= Ausgelesene Zeilen =
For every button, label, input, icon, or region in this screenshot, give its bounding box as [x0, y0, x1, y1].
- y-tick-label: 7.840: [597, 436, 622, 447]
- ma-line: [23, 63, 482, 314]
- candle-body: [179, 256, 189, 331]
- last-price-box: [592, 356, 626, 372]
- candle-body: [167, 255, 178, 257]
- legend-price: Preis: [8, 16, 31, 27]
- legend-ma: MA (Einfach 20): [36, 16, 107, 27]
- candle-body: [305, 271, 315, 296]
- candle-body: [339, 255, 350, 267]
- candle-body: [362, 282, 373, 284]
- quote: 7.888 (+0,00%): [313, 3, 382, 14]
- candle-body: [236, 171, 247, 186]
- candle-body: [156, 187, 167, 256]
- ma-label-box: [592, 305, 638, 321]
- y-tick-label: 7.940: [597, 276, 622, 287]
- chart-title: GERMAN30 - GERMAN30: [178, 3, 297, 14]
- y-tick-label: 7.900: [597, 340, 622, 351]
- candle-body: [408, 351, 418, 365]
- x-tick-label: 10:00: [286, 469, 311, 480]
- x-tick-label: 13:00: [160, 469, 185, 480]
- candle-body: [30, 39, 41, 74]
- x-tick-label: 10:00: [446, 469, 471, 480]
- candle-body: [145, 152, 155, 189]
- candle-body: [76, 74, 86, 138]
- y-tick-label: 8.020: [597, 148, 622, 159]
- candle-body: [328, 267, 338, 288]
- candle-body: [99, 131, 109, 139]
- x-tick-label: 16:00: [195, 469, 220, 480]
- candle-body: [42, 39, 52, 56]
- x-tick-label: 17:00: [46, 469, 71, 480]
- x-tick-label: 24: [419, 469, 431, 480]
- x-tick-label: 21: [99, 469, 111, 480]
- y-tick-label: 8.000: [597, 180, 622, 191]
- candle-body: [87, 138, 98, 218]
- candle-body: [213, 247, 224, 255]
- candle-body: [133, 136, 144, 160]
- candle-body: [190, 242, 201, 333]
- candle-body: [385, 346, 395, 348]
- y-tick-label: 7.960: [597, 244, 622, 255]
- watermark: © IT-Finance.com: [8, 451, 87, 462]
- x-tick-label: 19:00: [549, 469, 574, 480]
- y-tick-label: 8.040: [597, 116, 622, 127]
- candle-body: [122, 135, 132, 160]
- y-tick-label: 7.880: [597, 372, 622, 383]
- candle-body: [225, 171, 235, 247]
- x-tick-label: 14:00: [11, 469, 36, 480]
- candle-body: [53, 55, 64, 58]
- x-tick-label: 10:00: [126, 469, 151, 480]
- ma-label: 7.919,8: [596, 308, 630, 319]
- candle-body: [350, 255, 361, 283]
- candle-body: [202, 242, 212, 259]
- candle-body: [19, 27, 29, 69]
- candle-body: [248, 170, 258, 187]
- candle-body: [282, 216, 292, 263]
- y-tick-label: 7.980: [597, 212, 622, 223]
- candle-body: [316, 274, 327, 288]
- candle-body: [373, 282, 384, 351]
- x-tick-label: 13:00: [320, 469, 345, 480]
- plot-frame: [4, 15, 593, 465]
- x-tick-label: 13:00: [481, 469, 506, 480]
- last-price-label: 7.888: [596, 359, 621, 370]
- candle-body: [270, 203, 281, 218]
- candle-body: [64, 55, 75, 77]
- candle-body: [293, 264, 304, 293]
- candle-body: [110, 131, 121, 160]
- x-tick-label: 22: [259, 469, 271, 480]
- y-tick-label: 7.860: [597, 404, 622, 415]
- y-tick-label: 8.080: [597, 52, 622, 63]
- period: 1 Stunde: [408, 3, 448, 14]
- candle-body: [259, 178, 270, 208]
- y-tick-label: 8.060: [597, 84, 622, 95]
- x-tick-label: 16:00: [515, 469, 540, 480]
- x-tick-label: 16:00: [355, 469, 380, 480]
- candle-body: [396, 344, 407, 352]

= Die Aufgabe =
Schreibe sämtliche Zeilen von oben Wort für Wort und Zeichen für Zeichen ab, ohne etwas daran zu verändern.

= Ausgearbeitete Lösung =
For every button, label, input, icon, or region in this screenshot, give its bounding box as [x0, y0, x1, y1].
- y-tick-label: 7.840: [597, 436, 622, 447]
- ma-line: [23, 63, 482, 314]
- candle-body: [179, 256, 189, 331]
- last-price-box: [592, 356, 626, 372]
- candle-body: [167, 255, 178, 257]
- legend-price: Preis: [8, 16, 31, 27]
- legend-ma: MA (Einfach 20): [36, 16, 107, 27]
- candle-body: [305, 271, 315, 296]
- candle-body: [339, 255, 350, 267]
- candle-body: [362, 282, 373, 284]
- quote: 7.888 (+0,00%): [313, 3, 382, 14]
- candle-body: [236, 171, 247, 186]
- candle-body: [156, 187, 167, 256]
- ma-label-box: [592, 305, 638, 321]
- y-tick-label: 7.940: [597, 276, 622, 287]
- chart-title: GERMAN30 - GERMAN30: [178, 3, 297, 14]
- y-tick-label: 7.900: [597, 340, 622, 351]
- candle-body: [408, 351, 418, 365]
- x-tick-label: 10:00: [286, 469, 311, 480]
- x-tick-label: 13:00: [160, 469, 185, 480]
- candle-body: [30, 39, 41, 74]
- x-tick-label: 10:00: [446, 469, 471, 480]
- candle-body: [145, 152, 155, 189]
- candle-body: [76, 74, 86, 138]
- y-tick-label: 8.020: [597, 148, 622, 159]
- candle-body: [328, 267, 338, 288]
- candle-body: [99, 131, 109, 139]
- x-tick-label: 16:00: [195, 469, 220, 480]
- candle-body: [42, 39, 52, 56]
- x-tick-label: 17:00: [46, 469, 71, 480]
- x-tick-label: 24: [419, 469, 431, 480]
- x-tick-label: 21: [99, 469, 111, 480]
- y-tick-label: 8.000: [597, 180, 622, 191]
- candle-body: [87, 138, 98, 218]
- candle-body: [213, 247, 224, 255]
- candle-body: [133, 136, 144, 160]
- candle-body: [190, 242, 201, 333]
- candle-body: [385, 346, 395, 348]
- y-tick-label: 7.960: [597, 244, 622, 255]
- watermark: © IT-Finance.com: [8, 451, 87, 462]
- x-tick-label: 19:00: [549, 469, 574, 480]
- y-tick-label: 8.040: [597, 116, 622, 127]
- candle-body: [122, 135, 132, 160]
- y-tick-label: 7.880: [597, 372, 622, 383]
- candle-body: [225, 171, 235, 247]
- x-tick-label: 14:00: [11, 469, 36, 480]
- candle-body: [53, 55, 64, 58]
- x-tick-label: 10:00: [126, 469, 151, 480]
- ma-label: 7.919,8: [596, 308, 630, 319]
- candle-body: [350, 255, 361, 283]
- candle-body: [202, 242, 212, 259]
- candle-body: [19, 27, 29, 69]
- candle-body: [248, 170, 258, 187]
- candle-body: [282, 216, 292, 263]
- y-tick-label: 7.980: [597, 212, 622, 223]
- candle-body: [316, 274, 327, 288]
- candle-body: [373, 282, 384, 351]
- x-tick-label: 13:00: [320, 469, 345, 480]
- plot-frame: [4, 15, 593, 465]
- x-tick-label: 13:00: [481, 469, 506, 480]
- last-price-label: 7.888: [596, 359, 621, 370]
- candle-body: [270, 203, 281, 218]
- candle-body: [64, 55, 75, 77]
- candle-body: [293, 264, 304, 293]
- candle-body: [110, 131, 121, 160]
- x-tick-label: 22: [259, 469, 271, 480]
- y-tick-label: 7.860: [597, 404, 622, 415]
- y-tick-label: 8.080: [597, 52, 622, 63]
- period: 1 Stunde: [408, 3, 448, 14]
- candle-body: [259, 178, 270, 208]
- y-tick-label: 8.060: [597, 84, 622, 95]
- x-tick-label: 16:00: [515, 469, 540, 480]
- x-tick-label: 16:00: [355, 469, 380, 480]
- candle-body: [396, 344, 407, 352]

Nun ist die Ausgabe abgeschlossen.